=== TASK GOAL ===
Line by line, set down the following material again exactly.

-- -- --

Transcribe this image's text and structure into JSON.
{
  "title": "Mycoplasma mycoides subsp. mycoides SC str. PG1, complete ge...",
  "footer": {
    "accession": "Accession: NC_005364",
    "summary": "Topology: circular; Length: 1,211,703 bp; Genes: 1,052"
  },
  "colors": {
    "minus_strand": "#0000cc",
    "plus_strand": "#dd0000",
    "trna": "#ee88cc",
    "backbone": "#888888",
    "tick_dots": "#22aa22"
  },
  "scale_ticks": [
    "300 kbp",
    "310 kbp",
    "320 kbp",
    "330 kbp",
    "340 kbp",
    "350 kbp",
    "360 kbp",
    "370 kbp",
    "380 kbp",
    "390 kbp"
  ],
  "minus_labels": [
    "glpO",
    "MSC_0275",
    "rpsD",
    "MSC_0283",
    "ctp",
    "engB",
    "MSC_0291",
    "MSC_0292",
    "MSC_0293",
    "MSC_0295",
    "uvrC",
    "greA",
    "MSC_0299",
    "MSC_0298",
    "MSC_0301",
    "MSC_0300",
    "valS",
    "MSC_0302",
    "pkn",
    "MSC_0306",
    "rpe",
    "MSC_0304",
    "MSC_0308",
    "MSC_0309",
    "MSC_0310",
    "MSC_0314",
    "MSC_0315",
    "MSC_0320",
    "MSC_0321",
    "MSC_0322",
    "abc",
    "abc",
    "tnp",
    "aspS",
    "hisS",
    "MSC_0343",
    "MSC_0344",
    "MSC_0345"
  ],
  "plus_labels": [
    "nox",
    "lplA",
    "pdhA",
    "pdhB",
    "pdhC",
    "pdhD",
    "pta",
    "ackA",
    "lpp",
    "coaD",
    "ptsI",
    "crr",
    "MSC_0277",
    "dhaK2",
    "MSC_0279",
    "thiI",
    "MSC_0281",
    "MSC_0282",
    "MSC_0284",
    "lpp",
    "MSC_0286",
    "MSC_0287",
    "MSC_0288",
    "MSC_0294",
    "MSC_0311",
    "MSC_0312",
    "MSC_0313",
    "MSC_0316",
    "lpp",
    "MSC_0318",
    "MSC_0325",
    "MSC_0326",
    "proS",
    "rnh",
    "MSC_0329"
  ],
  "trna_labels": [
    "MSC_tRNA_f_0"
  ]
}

-- -- --

=== ANSWER SECTION ===
Transcribe this image's text and structure into JSON.
{
  "title": "Mycoplasma mycoides subsp. mycoides SC str. PG1, complete ge...",
  "footer": {
    "accession": "Accession: NC_005364",
    "summary": "Topology: circular; Length: 1,211,703 bp; Genes: 1,052"
  },
  "colors": {
    "minus_strand": "#0000cc",
    "plus_strand": "#dd0000",
    "trna": "#ee88cc",
    "backbone": "#888888",
    "tick_dots": "#22aa22"
  },
  "scale_ticks": [
    "300 kbp",
    "310 kbp",
    "320 kbp",
    "330 kbp",
    "340 kbp",
    "350 kbp",
    "360 kbp",
    "370 kbp",
    "380 kbp",
    "390 kbp"
  ],
  "minus_labels": [
    "glpO",
    "MSC_0275",
    "rpsD",
    "MSC_0283",
    "ctp",
    "engB",
    "MSC_0291",
    "MSC_0292",
    "MSC_0293",
    "MSC_0295",
    "uvrC",
    "greA",
    "MSC_0299",
    "MSC_0298",
    "MSC_0301",
    "MSC_0300",
    "valS",
    "MSC_0302",
    "pkn",
    "MSC_0306",
    "rpe",
    "MSC_0304",
    "MSC_0308",
    "MSC_0309",
    "MSC_0310",
    "MSC_0314",
    "MSC_0315",
    "MSC_0320",
    "MSC_0321",
    "MSC_0322",
    "abc",
    "abc",
    "tnp",
    "aspS",
    "hisS",
    "MSC_0343",
    "MSC_0344",
    "MSC_0345"
  ],
  "plus_labels": [
    "nox",
    "lplA",
    "pdhA",
    "pdhB",
    "pdhC",
    "pdhD",
    "pta",
    "ackA",
    "lpp",
    "coaD",
    "ptsI",
    "crr",
    "MSC_0277",
    "dhaK2",
    "MSC_0279",
    "thiI",
    "MSC_0281",
    "MSC_0282",
    "MSC_0284",
    "lpp",
    "MSC_0286",
    "MSC_0287",
    "MSC_0288",
    "MSC_0294",
    "MSC_0311",
    "MSC_0312",
    "MSC_0313",
    "MSC_0316",
    "lpp",
    "MSC_0318",
    "MSC_0325",
    "MSC_0326",
    "proS",
    "rnh",
    "MSC_0329"
  ],
  "trna_labels": [
    "MSC_tRNA_f_0"
  ]
}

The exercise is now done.